Stated goal -
Pick out each line containing the string "third".

Listing -

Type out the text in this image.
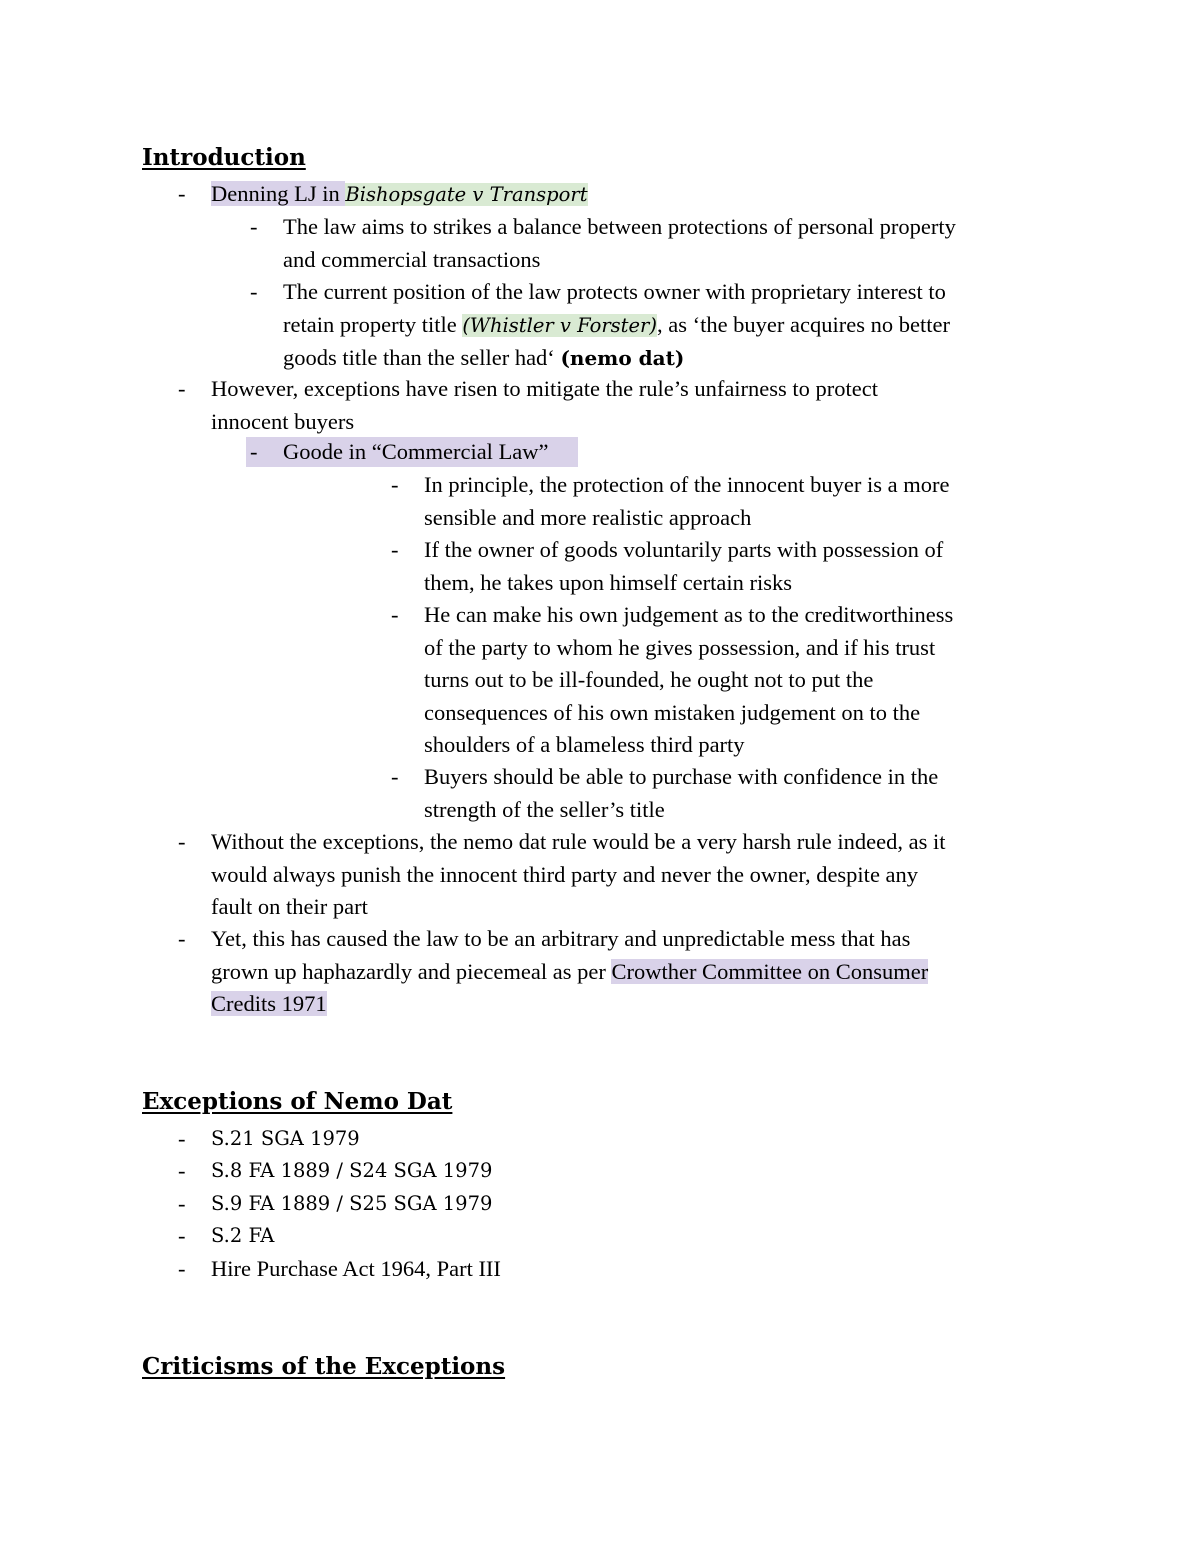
Introduction
- Denning LJ in Bishopsgate v Transport
- The law aims to strikes a balance between protections of personal property
and commercial transactions
- The current position of the law protects owner with proprietary interest to
retain property title (Whistler v Forster), as ‘the buyer acquires no better
goods title than the seller had‘ (nemo dat)
- However, exceptions have risen to mitigate the rule’s unfairness to protect
innocent buyers
- Goode in “Commercial Law”
- In principle, the protection of the innocent buyer is a more
sensible and more realistic approach
- If the owner of goods voluntarily parts with possession of
them, he takes upon himself certain risks
- He can make his own judgement as to the creditworthiness
of the party to whom he gives possession, and if his trust
turns out to be ill-founded, he ought not to put the
consequences of his own mistaken judgement on to the
shoulders of a blameless third party
- Buyers should be able to purchase with confidence in the
strength of the seller’s title
- Without the exceptions, the nemo dat rule would be a very harsh rule indeed, as it
would always punish the innocent third party and never the owner, despite any
fault on their part
- Yet, this has caused the law to be an arbitrary and unpredictable mess that has
grown up haphazardly and piecemeal as per Crowther Committee on Consumer
Credits 1971
Exceptions of Nemo Dat
- S.21 SGA 1979
- S.8 FA 1889 / S24 SGA 1979
- S.9 FA 1889 / S25 SGA 1979
- S.2 FA
- Hire Purchase Act 1964, Part III
Criticisms of the Exceptions
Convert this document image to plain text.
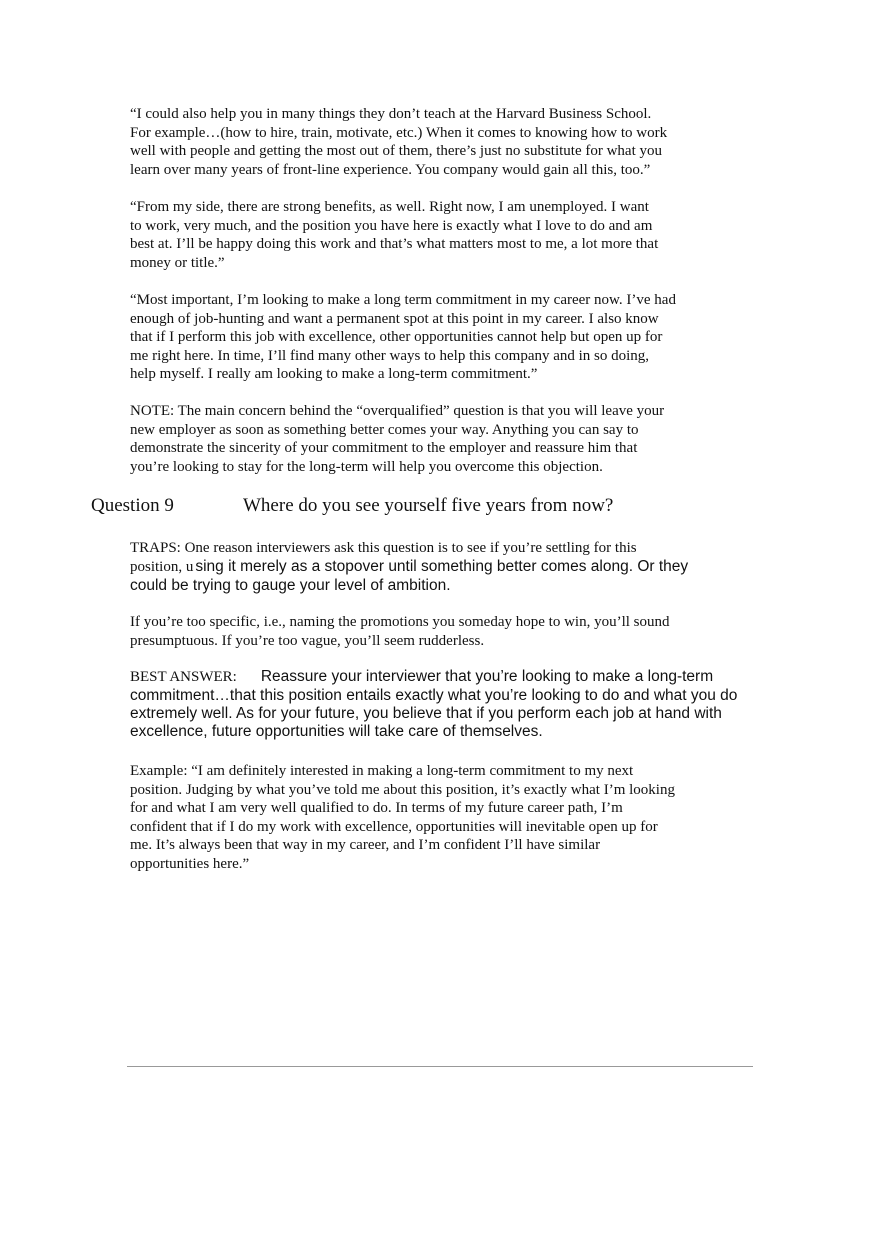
“I could also help you in many things they don’t teach at the Harvard Business School.
For example…(how to hire, train, motivate, etc.) When it comes to knowing how to work
well with people and getting the most out of them, there’s just no substitute for what you
learn over many years of front-line experience. You company would gain all this, too.”
“From my side, there are strong benefits, as well. Right now, I am unemployed. I want
to work, very much, and the position you have here is exactly what I love to do and am
best at. I’ll be happy doing this work and that’s what matters most to me, a lot more that
money or title.”
“Most important, I’m looking to make a long term commitment in my career now. I’ve had
enough of job-hunting and want a permanent spot at this point in my career. I also know
that if I perform this job with excellence, other opportunities cannot help but open up for
me right here. In time, I’ll find many other ways to help this company and in so doing,
help myself. I really am looking to make a long-term commitment.”
NOTE: The main concern behind the “overqualified” question is that you will leave your
new employer as soon as something better comes your way. Anything you can say to
demonstrate the sincerity of your commitment to the employer and reassure him that
you’re looking to stay for the long-term will help you overcome this objection.
Question 9	Where do you see yourself five years from now?
TRAPS: One reason interviewers ask this question is to see if you’re settling for this
position, u sing it merely as a stopover until something better comes along. Or they
could be trying to gauge your level of ambition.
If you’re too specific, i.e., naming the promotions you someday hope to win, you’ll sound
presumptuous. If you’re too vague, you’ll seem rudderless.
BEST ANSWER: Reassure your interviewer that you’re looking to make a long-term
commitment…that this position entails exactly what you’re looking to do and what you do
extremely well. As for your future, you believe that if you perform each job at hand with
excellence, future opportunities will take care of themselves.
Example: “I am definitely interested in making a long-term commitment to my next
position. Judging by what you’ve told me about this position, it’s exactly what I’m looking
for and what I am very well qualified to do. In terms of my future career path, I’m
confident that if I do my work with excellence, opportunities will inevitable open up for
me. It’s always been that way in my career, and I’m confident I’ll have similar
opportunities here.”
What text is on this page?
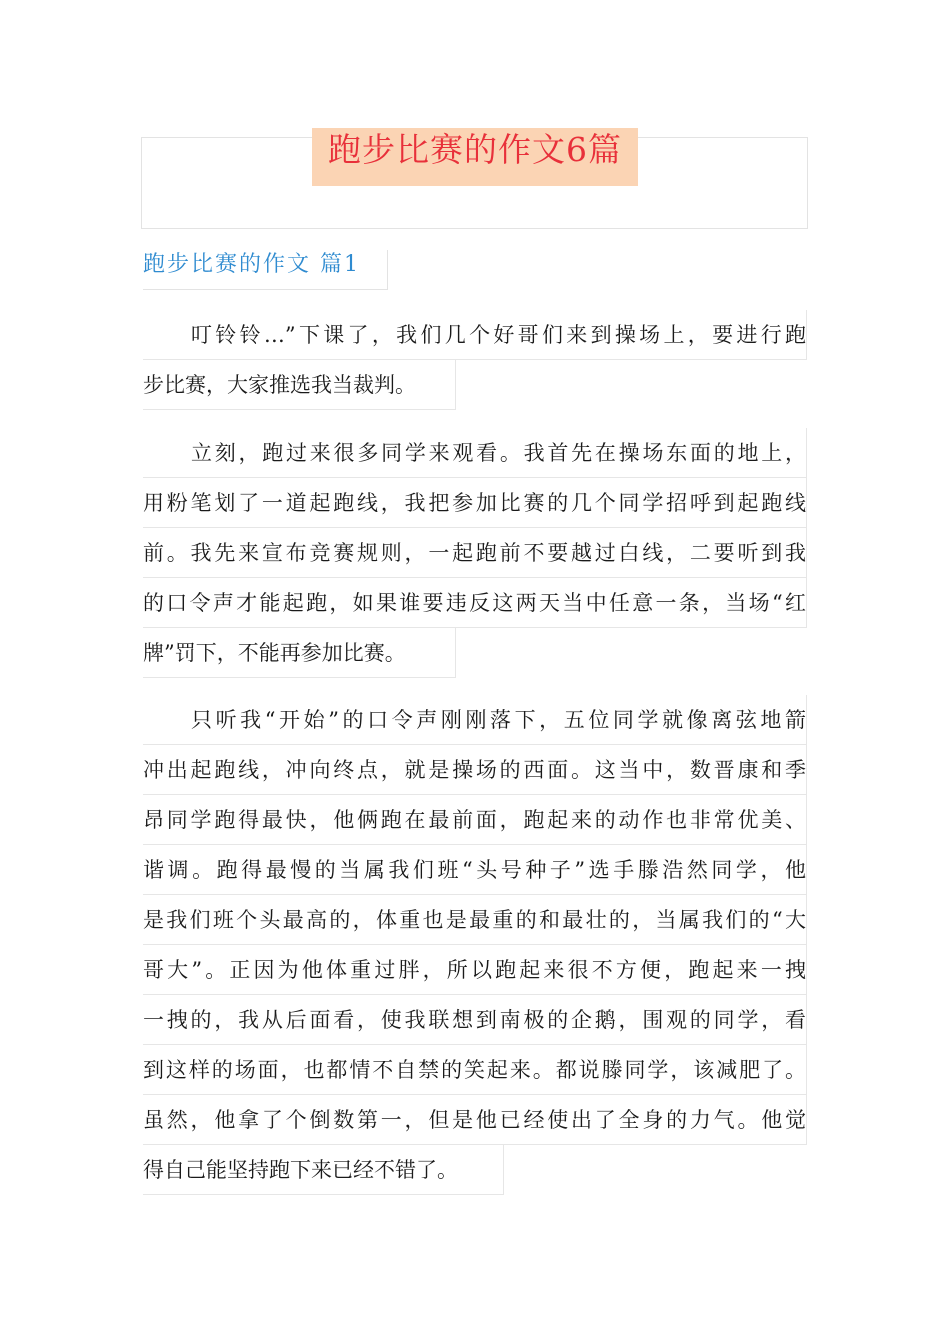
跑步比赛的作文6篇
跑步比赛的作文 篇1
叮铃铃…”下课了，我们几个好哥们来到操场上，要进行跑
步比赛，大家推选我当裁判。
立刻，跑过来很多同学来观看。我首先在操场东面的地上，
用粉笔划了一道起跑线，我把参加比赛的几个同学招呼到起跑线
前。我先来宣布竞赛规则，一起跑前不要越过白线，二要听到我
的口令声才能起跑，如果谁要违反这两天当中任意一条，当场“红
牌”罚下，不能再参加比赛。
只听我“开始”的口令声刚刚落下，五位同学就像离弦地箭
冲出起跑线，冲向终点，就是操场的西面。这当中，数晋康和季
昂同学跑得最快，他俩跑在最前面，跑起来的动作也非常优美、
谐调。跑得最慢的当属我们班“头号种子”选手滕浩然同学，他
是我们班个头最高的，体重也是最重的和最壮的，当属我们的“大
哥大”。正因为他体重过胖，所以跑起来很不方便，跑起来一拽
一拽的，我从后面看，使我联想到南极的企鹅，围观的同学，看
到这样的场面，也都情不自禁的笑起来。都说滕同学，该减肥了。
虽然，他拿了个倒数第一，但是他已经使出了全身的力气。他觉
得自己能坚持跑下来已经不错了。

Response below -
shoulders of a blameless third party
would always punish the innocent third party and never the owner, despite any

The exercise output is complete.